> [Challenge] Output all of the entries below precisely as written.

start

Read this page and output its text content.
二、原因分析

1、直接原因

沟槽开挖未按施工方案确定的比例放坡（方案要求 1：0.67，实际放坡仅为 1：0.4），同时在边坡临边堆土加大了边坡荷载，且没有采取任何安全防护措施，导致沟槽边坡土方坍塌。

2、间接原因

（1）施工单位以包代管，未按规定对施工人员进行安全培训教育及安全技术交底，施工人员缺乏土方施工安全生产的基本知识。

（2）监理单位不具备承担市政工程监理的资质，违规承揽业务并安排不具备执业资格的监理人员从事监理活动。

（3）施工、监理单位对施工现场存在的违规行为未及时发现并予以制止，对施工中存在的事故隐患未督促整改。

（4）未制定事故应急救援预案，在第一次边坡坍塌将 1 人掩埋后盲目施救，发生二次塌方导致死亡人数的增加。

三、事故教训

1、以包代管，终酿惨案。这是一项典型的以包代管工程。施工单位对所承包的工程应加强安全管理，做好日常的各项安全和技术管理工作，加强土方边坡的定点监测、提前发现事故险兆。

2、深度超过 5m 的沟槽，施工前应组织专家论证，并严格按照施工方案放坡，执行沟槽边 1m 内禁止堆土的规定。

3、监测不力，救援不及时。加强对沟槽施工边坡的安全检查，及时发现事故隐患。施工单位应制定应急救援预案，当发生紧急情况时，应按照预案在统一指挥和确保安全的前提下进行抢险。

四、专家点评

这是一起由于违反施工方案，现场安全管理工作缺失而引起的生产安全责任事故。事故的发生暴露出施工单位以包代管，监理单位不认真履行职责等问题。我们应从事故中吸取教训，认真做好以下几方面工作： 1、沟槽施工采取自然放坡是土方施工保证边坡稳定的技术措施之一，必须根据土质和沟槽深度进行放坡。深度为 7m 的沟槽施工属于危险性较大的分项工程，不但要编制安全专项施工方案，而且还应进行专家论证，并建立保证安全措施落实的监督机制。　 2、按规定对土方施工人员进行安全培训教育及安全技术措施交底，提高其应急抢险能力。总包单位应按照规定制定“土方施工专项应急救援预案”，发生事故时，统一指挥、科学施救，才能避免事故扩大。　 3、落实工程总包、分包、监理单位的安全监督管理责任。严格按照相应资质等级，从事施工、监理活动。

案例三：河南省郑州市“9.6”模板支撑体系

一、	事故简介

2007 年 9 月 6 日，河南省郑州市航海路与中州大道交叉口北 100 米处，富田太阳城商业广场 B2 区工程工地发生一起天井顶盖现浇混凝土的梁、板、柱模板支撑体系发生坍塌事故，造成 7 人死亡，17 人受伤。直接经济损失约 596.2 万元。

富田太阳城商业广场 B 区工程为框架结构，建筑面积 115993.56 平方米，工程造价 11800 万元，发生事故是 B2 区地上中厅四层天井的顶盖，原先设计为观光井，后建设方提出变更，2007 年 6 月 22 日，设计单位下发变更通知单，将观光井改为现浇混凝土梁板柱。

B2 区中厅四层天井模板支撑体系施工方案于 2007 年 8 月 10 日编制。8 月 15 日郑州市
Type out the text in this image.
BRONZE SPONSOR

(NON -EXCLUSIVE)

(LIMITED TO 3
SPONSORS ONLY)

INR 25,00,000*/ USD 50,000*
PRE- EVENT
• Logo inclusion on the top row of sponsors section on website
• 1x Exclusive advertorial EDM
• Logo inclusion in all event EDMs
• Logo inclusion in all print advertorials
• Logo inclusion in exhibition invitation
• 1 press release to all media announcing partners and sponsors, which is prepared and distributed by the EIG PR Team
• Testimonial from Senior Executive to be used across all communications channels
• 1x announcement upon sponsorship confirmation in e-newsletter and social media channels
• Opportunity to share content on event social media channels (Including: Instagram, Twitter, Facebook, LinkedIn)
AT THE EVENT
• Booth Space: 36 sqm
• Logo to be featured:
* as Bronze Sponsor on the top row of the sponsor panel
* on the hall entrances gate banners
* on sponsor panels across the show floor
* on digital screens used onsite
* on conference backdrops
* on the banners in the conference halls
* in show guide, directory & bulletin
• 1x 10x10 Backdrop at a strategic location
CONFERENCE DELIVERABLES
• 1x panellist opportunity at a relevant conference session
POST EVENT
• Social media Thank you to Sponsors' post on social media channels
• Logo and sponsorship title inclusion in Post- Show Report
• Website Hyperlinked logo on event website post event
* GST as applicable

end

> [Task solution]
Read this page and output its text content.
二、原因分析

1、直接原因

沟槽开挖未按施工方案确定的比例放坡（方案要求 1：0.67，实际放坡仅为 1：0.4），同时在边坡临边堆土加大了边坡荷载，且没有采取任何安全防护措施，导致沟槽边坡土方坍塌。

2、间接原因

（1）施工单位以包代管，未按规定对施工人员进行安全培训教育及安全技术交底，施工人员缺乏土方施工安全生产的基本知识。

（2）监理单位不具备承担市政工程监理的资质，违规承揽业务并安排不具备执业资格的监理人员从事监理活动。

（3）施工、监理单位对施工现场存在的违规行为未及时发现并予以制止，对施工中存在的事故隐患未督促整改。

（4）未制定事故应急救援预案，在第一次边坡坍塌将 1 人掩埋后盲目施救，发生二次塌方导致死亡人数的增加。

三、事故教训

1、以包代管，终酿惨案。这是一项典型的以包代管工程。施工单位对所承包的工程应加强安全管理，做好日常的各项安全和技术管理工作，加强土方边坡的定点监测、提前发现事故险兆。

2、深度超过 5m 的沟槽，施工前应组织专家论证，并严格按照施工方案放坡，执行沟槽边 1m 内禁止堆土的规定。

3、监测不力，救援不及时。加强对沟槽施工边坡的安全检查，及时发现事故隐患。施工单位应制定应急救援预案，当发生紧急情况时，应按照预案在统一指挥和确保安全的前提下进行抢险。

四、专家点评

这是一起由于违反施工方案，现场安全管理工作缺失而引起的生产安全责任事故。事故的发生暴露出施工单位以包代管，监理单位不认真履行职责等问题。我们应从事故中吸取教训，认真做好以下几方面工作： 1、沟槽施工采取自然放坡是土方施工保证边坡稳定的技术措施之一，必须根据土质和沟槽深度进行放坡。深度为 7m 的沟槽施工属于危险性较大的分项工程，不但要编制安全专项施工方案，而且还应进行专家论证，并建立保证安全措施落实的监督机制。　 2、按规定对土方施工人员进行安全培训教育及安全技术措施交底，提高其应急抢险能力。总包单位应按照规定制定“土方施工专项应急救援预案”，发生事故时，统一指挥、科学施救，才能避免事故扩大。　 3、落实工程总包、分包、监理单位的安全监督管理责任。严格按照相应资质等级，从事施工、监理活动。

案例三：河南省郑州市“9.6”模板支撑体系

一、	事故简介

2007 年 9 月 6 日，河南省郑州市航海路与中州大道交叉口北 100 米处，富田太阳城商业广场 B2 区工程工地发生一起天井顶盖现浇混凝土的梁、板、柱模板支撑体系发生坍塌事故，造成 7 人死亡，17 人受伤。直接经济损失约 596.2 万元。

富田太阳城商业广场 B 区工程为框架结构，建筑面积 115993.56 平方米，工程造价 11800 万元，发生事故是 B2 区地上中厅四层天井的顶盖，原先设计为观光井，后建设方提出变更，2007 年 6 月 22 日，设计单位下发变更通知单，将观光井改为现浇混凝土梁板柱。

B2 区中厅四层天井模板支撑体系施工方案于 2007 年 8 月 10 日编制。8 月 15 日郑州市
Type out the text in this image.
BRONZE SPONSOR

(NON -EXCLUSIVE)

(LIMITED TO 3
SPONSORS ONLY)

INR 25,00,000*/ USD 50,000*
PRE- EVENT
• Logo inclusion on the top row of sponsors section on website
• 1x Exclusive advertorial EDM
• Logo inclusion in all event EDMs
• Logo inclusion in all print advertorials
• Logo inclusion in exhibition invitation
• 1 press release to all media announcing partners and sponsors, which is prepared and distributed by the EIG PR Team
• Testimonial from Senior Executive to be used across all communications channels
• 1x announcement upon sponsorship confirmation in e-newsletter and social media channels
• Opportunity to share content on event social media channels (Including: Instagram, Twitter, Facebook, LinkedIn)
AT THE EVENT
• Booth Space: 36 sqm
• Logo to be featured:
* as Bronze Sponsor on the top row of the sponsor panel
* on the hall entrances gate banners
* on sponsor panels across the show floor
* on digital screens used onsite
* on conference backdrops
* on the banners in the conference halls
* in show guide, directory & bulletin
• 1x 10x10 Backdrop at a strategic location
CONFERENCE DELIVERABLES
• 1x panellist opportunity at a relevant conference session
POST EVENT
• Social media Thank you to Sponsors' post on social media channels
• Logo and sponsorship title inclusion in Post- Show Report
• Website Hyperlinked logo on event website post event
* GST as applicable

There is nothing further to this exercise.